**Directive:**
Search the records for "photopic". Copy every line where it appears.

**Records to process:**

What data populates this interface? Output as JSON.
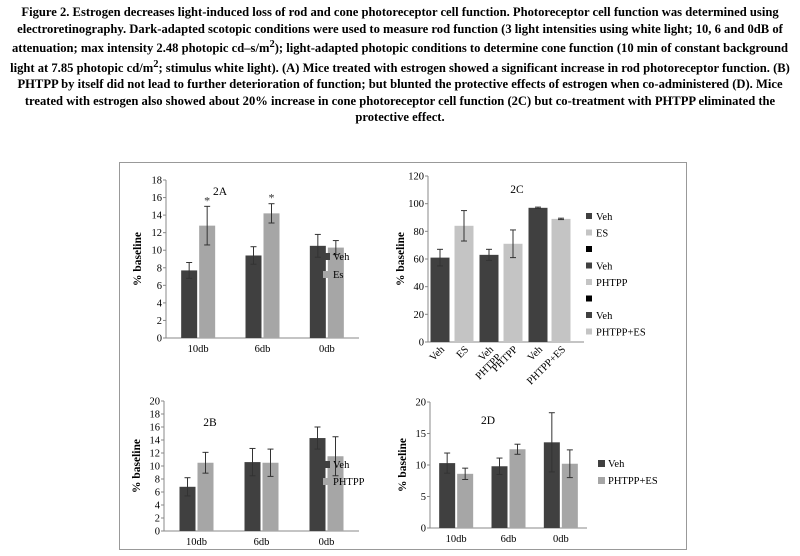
{
  "caption": {
    "line1": "Figure 2. Estrogen decreases light-induced loss of rod and cone photoreceptor cell function. Photoreceptor cell function",
    "line2": "was determined using electroretinography. Dark-adapted scotopic conditions were used to measure rod function (3 light",
    "line3_pre": "intensities using white light; 10, 6 and 0dB of attenuation; max intensity 2.48 photopic cd–s/m",
    "line3_sup": "2",
    "line3_post": "); light-adapted photopic",
    "line4_pre": "conditions to determine cone function (10 min of constant background light at 7.85 photopic cd/m",
    "line4_sup": "2",
    "line4_post": "; stimulus white light).",
    "line5": "(A) Mice treated with estrogen showed a significant increase in rod photoreceptor function. (B) PHTPP by itself did not",
    "line6": "lead to further deterioration of function; but blunted the protective effects of estrogen when co-administered (D). Mice",
    "line7": "treated with estrogen also showed about 20% increase in cone photoreceptor cell function (2C) but co-treatment with",
    "line8": "PHTPP eliminated the protective effect."
  },
  "colors": {
    "dark": "#404040",
    "light": "#a6a6a6",
    "lighter": "#c4c4c4",
    "axis": "#888888"
  },
  "chart_data": [
    {
      "id": "2A",
      "type": "bar",
      "title": "2A",
      "ylabel": "% baseline",
      "ylim": [
        0,
        18
      ],
      "yticks": [
        0,
        2,
        4,
        6,
        8,
        10,
        12,
        14,
        16,
        18
      ],
      "categories": [
        "10db",
        "6db",
        "0db"
      ],
      "series": [
        {
          "name": "Veh",
          "values": [
            7.7,
            9.4,
            10.5
          ],
          "errors": [
            0.9,
            1.0,
            1.3
          ]
        },
        {
          "name": "Es",
          "values": [
            12.8,
            14.2,
            10.3
          ],
          "errors": [
            2.2,
            1.1,
            0.8
          ]
        }
      ],
      "annotations": [
        {
          "text": "*",
          "category": 0,
          "series": 1
        },
        {
          "text": "*",
          "category": 1,
          "series": 1
        }
      ],
      "legend": "right"
    },
    {
      "id": "2B",
      "type": "bar",
      "title": "2B",
      "ylabel": "% baseline",
      "ylim": [
        0,
        20
      ],
      "yticks": [
        0,
        2,
        4,
        6,
        8,
        10,
        12,
        14,
        16,
        18,
        20
      ],
      "categories": [
        "10db",
        "6db",
        "0db"
      ],
      "series": [
        {
          "name": "Veh",
          "values": [
            6.8,
            10.6,
            14.3
          ],
          "errors": [
            1.4,
            2.1,
            1.7
          ]
        },
        {
          "name": "PHTPP",
          "values": [
            10.5,
            10.5,
            11.5
          ],
          "errors": [
            1.6,
            2.1,
            3.0
          ]
        }
      ],
      "legend": "right"
    },
    {
      "id": "2C",
      "type": "bar",
      "title": "2C",
      "ylabel": "% baseline",
      "ylim": [
        0,
        120
      ],
      "yticks": [
        0,
        20,
        40,
        60,
        80,
        100,
        120
      ],
      "categories": [
        "Veh",
        "ES",
        "Veh",
        "PHTPP",
        "Veh",
        "PHTPP+ES"
      ],
      "bar_labels": [
        "Veh",
        "ES",
        "Veh\nPHTPP",
        "PHTPP",
        "Veh",
        "PHTPP+ES"
      ],
      "values": [
        61,
        84,
        63,
        71,
        97,
        89
      ],
      "errors": [
        6,
        11,
        4,
        10,
        0.5,
        0.5
      ],
      "legend_entries": [
        {
          "name": "Veh",
          "marker": "dark"
        },
        {
          "name": "ES",
          "marker": "lighter"
        },
        {
          "name": "",
          "marker": "black"
        },
        {
          "name": "Veh",
          "marker": "dark"
        },
        {
          "name": "PHTPP",
          "marker": "lighter"
        },
        {
          "name": "",
          "marker": "black"
        },
        {
          "name": "Veh",
          "marker": "dark"
        },
        {
          "name": "PHTPP+ES",
          "marker": "lighter"
        }
      ],
      "legend": "right"
    },
    {
      "id": "2D",
      "type": "bar",
      "title": "2D",
      "ylabel": "% baseline",
      "ylim": [
        0,
        20
      ],
      "yticks": [
        0,
        5,
        10,
        15,
        20
      ],
      "categories": [
        "10db",
        "6db",
        "0db"
      ],
      "series": [
        {
          "name": "Veh",
          "values": [
            10.3,
            9.8,
            13.6
          ],
          "errors": [
            1.6,
            1.3,
            4.7
          ]
        },
        {
          "name": "PHTPP+ES",
          "values": [
            8.6,
            12.5,
            10.2
          ],
          "errors": [
            0.9,
            0.8,
            2.2
          ]
        }
      ],
      "legend": "right"
    }
  ]
}
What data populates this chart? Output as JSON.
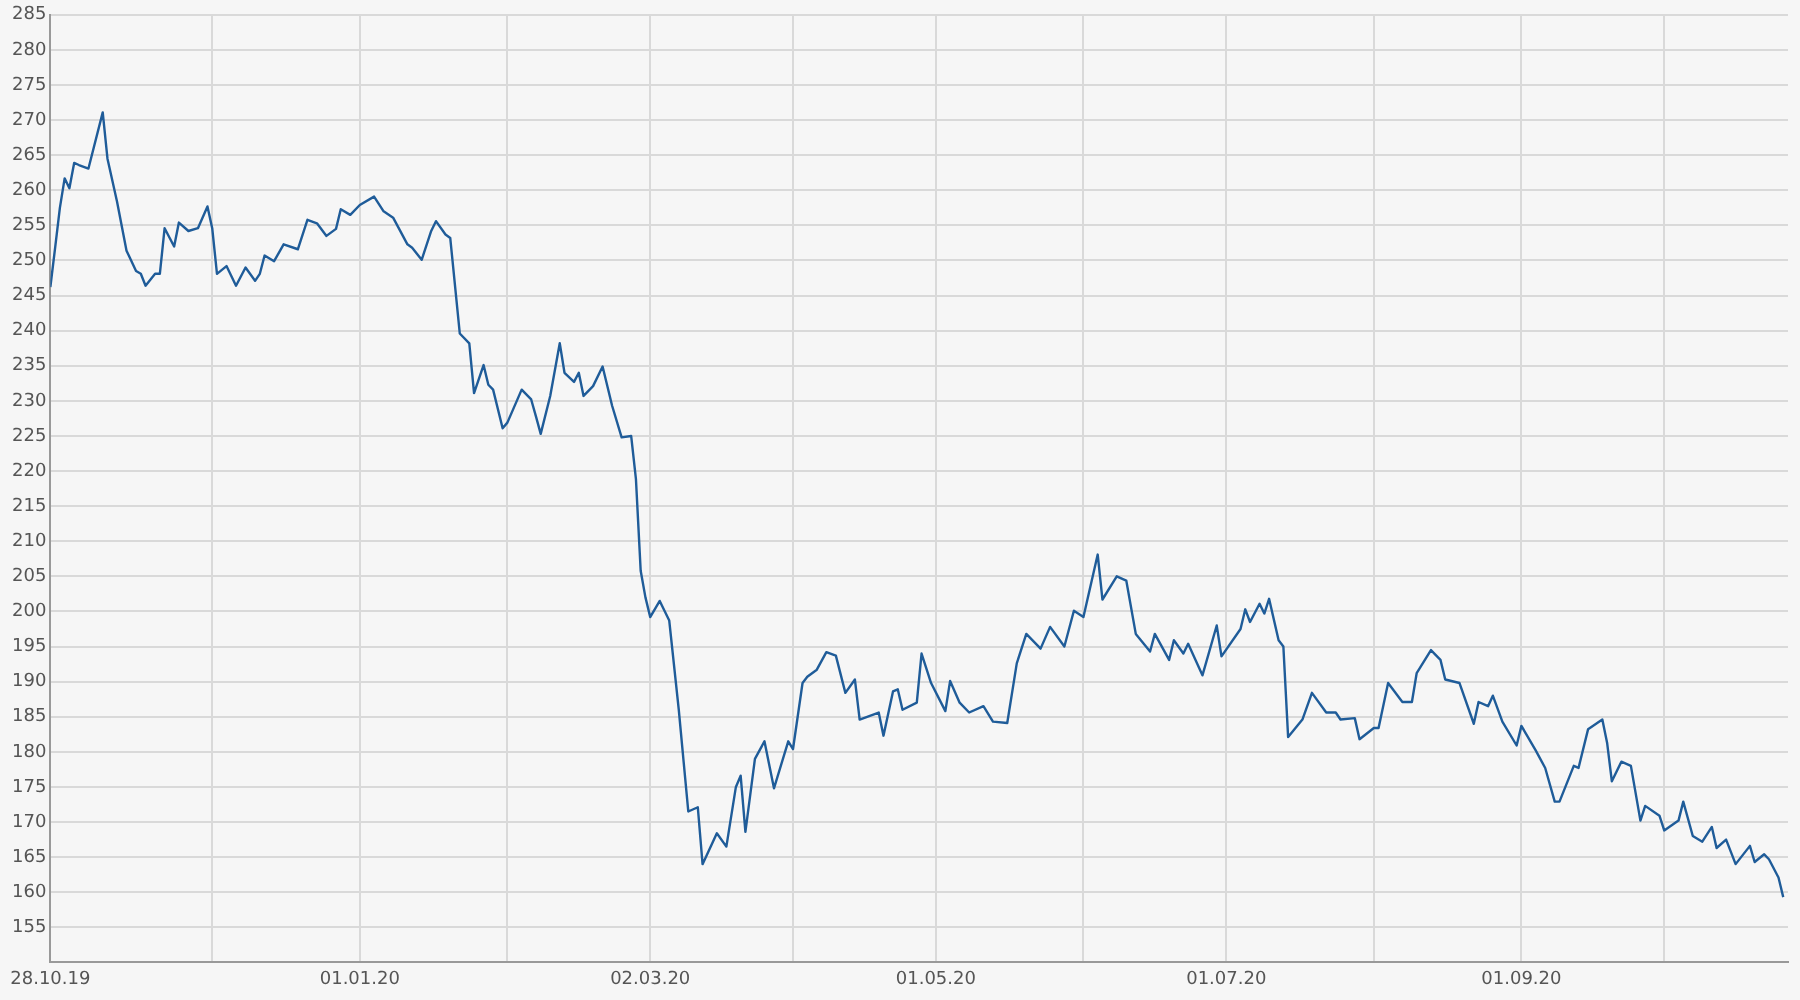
{
  "chart_data": {
    "type": "line",
    "x": [
      "2019-10-28",
      "2019-10-29",
      "2019-10-30",
      "2019-10-31",
      "2019-11-01",
      "2019-11-02",
      "2019-11-03",
      "2019-11-05",
      "2019-11-08",
      "2019-11-09",
      "2019-11-11",
      "2019-11-13",
      "2019-11-15",
      "2019-11-16",
      "2019-11-17",
      "2019-11-19",
      "2019-11-20",
      "2019-11-21",
      "2019-11-23",
      "2019-11-24",
      "2019-11-26",
      "2019-11-28",
      "2019-11-30",
      "2019-12-01",
      "2019-12-02",
      "2019-12-04",
      "2019-12-06",
      "2019-12-08",
      "2019-12-10",
      "2019-12-11",
      "2019-12-12",
      "2019-12-14",
      "2019-12-16",
      "2019-12-19",
      "2019-12-21",
      "2019-12-23",
      "2019-12-25",
      "2019-12-27",
      "2019-12-28",
      "2019-12-30",
      "2020-01-01",
      "2020-01-04",
      "2020-01-06",
      "2020-01-08",
      "2020-01-11",
      "2020-01-12",
      "2020-01-14",
      "2020-01-16",
      "2020-01-17",
      "2020-01-19",
      "2020-01-20",
      "2020-01-22",
      "2020-01-24",
      "2020-01-25",
      "2020-01-27",
      "2020-01-28",
      "2020-01-29",
      "2020-01-31",
      "2020-02-01",
      "2020-02-04",
      "2020-02-06",
      "2020-02-07",
      "2020-02-08",
      "2020-02-10",
      "2020-02-12",
      "2020-02-13",
      "2020-02-15",
      "2020-02-16",
      "2020-02-17",
      "2020-02-19",
      "2020-02-21",
      "2020-02-23",
      "2020-02-25",
      "2020-02-27",
      "2020-02-28",
      "2020-02-29",
      "2020-03-01",
      "2020-03-02",
      "2020-03-04",
      "2020-03-06",
      "2020-03-08",
      "2020-03-10",
      "2020-03-12",
      "2020-03-13",
      "2020-03-16",
      "2020-03-18",
      "2020-03-20",
      "2020-03-21",
      "2020-03-22",
      "2020-03-24",
      "2020-03-26",
      "2020-03-28",
      "2020-03-31",
      "2020-04-01",
      "2020-04-03",
      "2020-04-04",
      "2020-04-06",
      "2020-04-08",
      "2020-04-10",
      "2020-04-12",
      "2020-04-14",
      "2020-04-15",
      "2020-04-19",
      "2020-04-20",
      "2020-04-22",
      "2020-04-23",
      "2020-04-24",
      "2020-04-27",
      "2020-04-28",
      "2020-04-30",
      "2020-05-03",
      "2020-05-04",
      "2020-05-06",
      "2020-05-08",
      "2020-05-11",
      "2020-05-13",
      "2020-05-16",
      "2020-05-18",
      "2020-05-20",
      "2020-05-23",
      "2020-05-25",
      "2020-05-28",
      "2020-05-30",
      "2020-06-01",
      "2020-06-04",
      "2020-06-05",
      "2020-06-08",
      "2020-06-10",
      "2020-06-12",
      "2020-06-15",
      "2020-06-16",
      "2020-06-19",
      "2020-06-20",
      "2020-06-22",
      "2020-06-23",
      "2020-06-26",
      "2020-06-29",
      "2020-06-30",
      "2020-07-04",
      "2020-07-05",
      "2020-07-06",
      "2020-07-08",
      "2020-07-09",
      "2020-07-10",
      "2020-07-12",
      "2020-07-13",
      "2020-07-14",
      "2020-07-17",
      "2020-07-19",
      "2020-07-22",
      "2020-07-24",
      "2020-07-25",
      "2020-07-28",
      "2020-07-29",
      "2020-08-01",
      "2020-08-02",
      "2020-08-04",
      "2020-08-07",
      "2020-08-09",
      "2020-08-10",
      "2020-08-13",
      "2020-08-15",
      "2020-08-16",
      "2020-08-19",
      "2020-08-22",
      "2020-08-23",
      "2020-08-25",
      "2020-08-26",
      "2020-08-28",
      "2020-08-31",
      "2020-09-01",
      "2020-09-04",
      "2020-09-06",
      "2020-09-08",
      "2020-09-09",
      "2020-09-12",
      "2020-09-13",
      "2020-09-15",
      "2020-09-18",
      "2020-09-19",
      "2020-09-20",
      "2020-09-22",
      "2020-09-24",
      "2020-09-26",
      "2020-09-27",
      "2020-09-30",
      "2020-10-01",
      "2020-10-04",
      "2020-10-05",
      "2020-10-07",
      "2020-10-09",
      "2020-10-11",
      "2020-10-12",
      "2020-10-14",
      "2020-10-16",
      "2020-10-19",
      "2020-10-20",
      "2020-10-22",
      "2020-10-23",
      "2020-10-25",
      "2020-10-26"
    ],
    "series": [
      {
        "color": "#1f5c99",
        "values": [
          246.2,
          251.8,
          257.5,
          261.7,
          260.3,
          263.9,
          263.6,
          263.1,
          271.1,
          264.5,
          258.4,
          251.4,
          248.5,
          248.1,
          246.4,
          248.1,
          248.1,
          254.6,
          252.0,
          255.4,
          254.2,
          254.6,
          257.7,
          254.6,
          248.1,
          249.2,
          246.4,
          249.0,
          247.1,
          248.1,
          250.7,
          249.9,
          252.3,
          251.6,
          255.8,
          255.3,
          253.5,
          254.5,
          257.3,
          256.5,
          257.9,
          259.1,
          257.0,
          256.1,
          252.3,
          251.8,
          250.1,
          254.2,
          255.6,
          253.7,
          253.2,
          239.6,
          238.2,
          231.1,
          235.1,
          232.3,
          231.6,
          226.1,
          226.9,
          231.6,
          230.2,
          227.8,
          225.3,
          230.7,
          238.2,
          234.0,
          232.7,
          234.0,
          230.7,
          232.1,
          234.9,
          229.3,
          224.8,
          225.0,
          218.9,
          205.8,
          202.0,
          199.2,
          201.5,
          198.7,
          186.0,
          171.5,
          172.1,
          164.0,
          168.4,
          166.5,
          175.0,
          176.6,
          168.6,
          179.0,
          181.5,
          174.8,
          181.5,
          180.4,
          189.8,
          190.7,
          191.7,
          194.2,
          193.7,
          188.4,
          190.3,
          184.6,
          185.6,
          182.3,
          188.6,
          188.9,
          186.0,
          187.0,
          194.0,
          189.8,
          185.8,
          190.1,
          187.0,
          185.6,
          186.5,
          184.3,
          184.1,
          192.6,
          196.8,
          194.7,
          197.8,
          195.0,
          200.1,
          199.2,
          208.1,
          201.7,
          205.0,
          204.4,
          196.8,
          194.3,
          196.8,
          193.1,
          195.9,
          194.0,
          195.4,
          190.9,
          198.0,
          193.6,
          197.5,
          200.3,
          198.5,
          201.1,
          199.7,
          201.8,
          195.9,
          195.0,
          182.1,
          184.6,
          188.4,
          185.6,
          185.6,
          184.6,
          184.8,
          181.8,
          183.4,
          183.4,
          189.8,
          187.1,
          187.1,
          191.2,
          194.5,
          193.1,
          190.3,
          189.8,
          184.0,
          187.1,
          186.5,
          188.0,
          184.3,
          180.9,
          183.7,
          180.2,
          177.7,
          172.9,
          172.9,
          178.0,
          177.7,
          183.2,
          184.6,
          181.3,
          175.8,
          178.6,
          178.0,
          170.2,
          172.3,
          170.9,
          168.8,
          170.2,
          172.9,
          168.0,
          167.2,
          169.3,
          166.3,
          167.5,
          164.0,
          166.6,
          164.3,
          165.4,
          164.7,
          162.1,
          159.3
        ]
      }
    ],
    "xlim": [
      "2019-10-28",
      "2020-10-27"
    ],
    "xticks": [
      {
        "value": "2019-10-28",
        "label": "28.10.19"
      },
      {
        "value": "2019-12-01",
        "label": null
      },
      {
        "value": "2020-01-01",
        "label": "01.01.20"
      },
      {
        "value": "2020-02-01",
        "label": null
      },
      {
        "value": "2020-03-02",
        "label": "02.03.20"
      },
      {
        "value": "2020-04-01",
        "label": null
      },
      {
        "value": "2020-05-01",
        "label": "01.05.20"
      },
      {
        "value": "2020-06-01",
        "label": null
      },
      {
        "value": "2020-07-01",
        "label": "01.07.20"
      },
      {
        "value": "2020-08-01",
        "label": null
      },
      {
        "value": "2020-09-01",
        "label": "01.09.20"
      },
      {
        "value": "2020-10-01",
        "label": null
      }
    ],
    "ylim": [
      150,
      285
    ],
    "yticks": [
      155,
      160,
      165,
      170,
      175,
      180,
      185,
      190,
      195,
      200,
      205,
      210,
      215,
      220,
      225,
      230,
      235,
      240,
      245,
      250,
      255,
      260,
      265,
      270,
      275,
      280,
      285
    ],
    "grid": true
  }
}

**Exercise result:**
    "line3_pre": "intensities using white light; 10, 6 and 0dB of attenuation; max intensity 2.48 photopic cd–s/m",
    "line3_post": "); light-adapted photopic",
    "line4_pre": "conditions to determine cone function (10 min of constant background light at 7.85 photopic cd/m",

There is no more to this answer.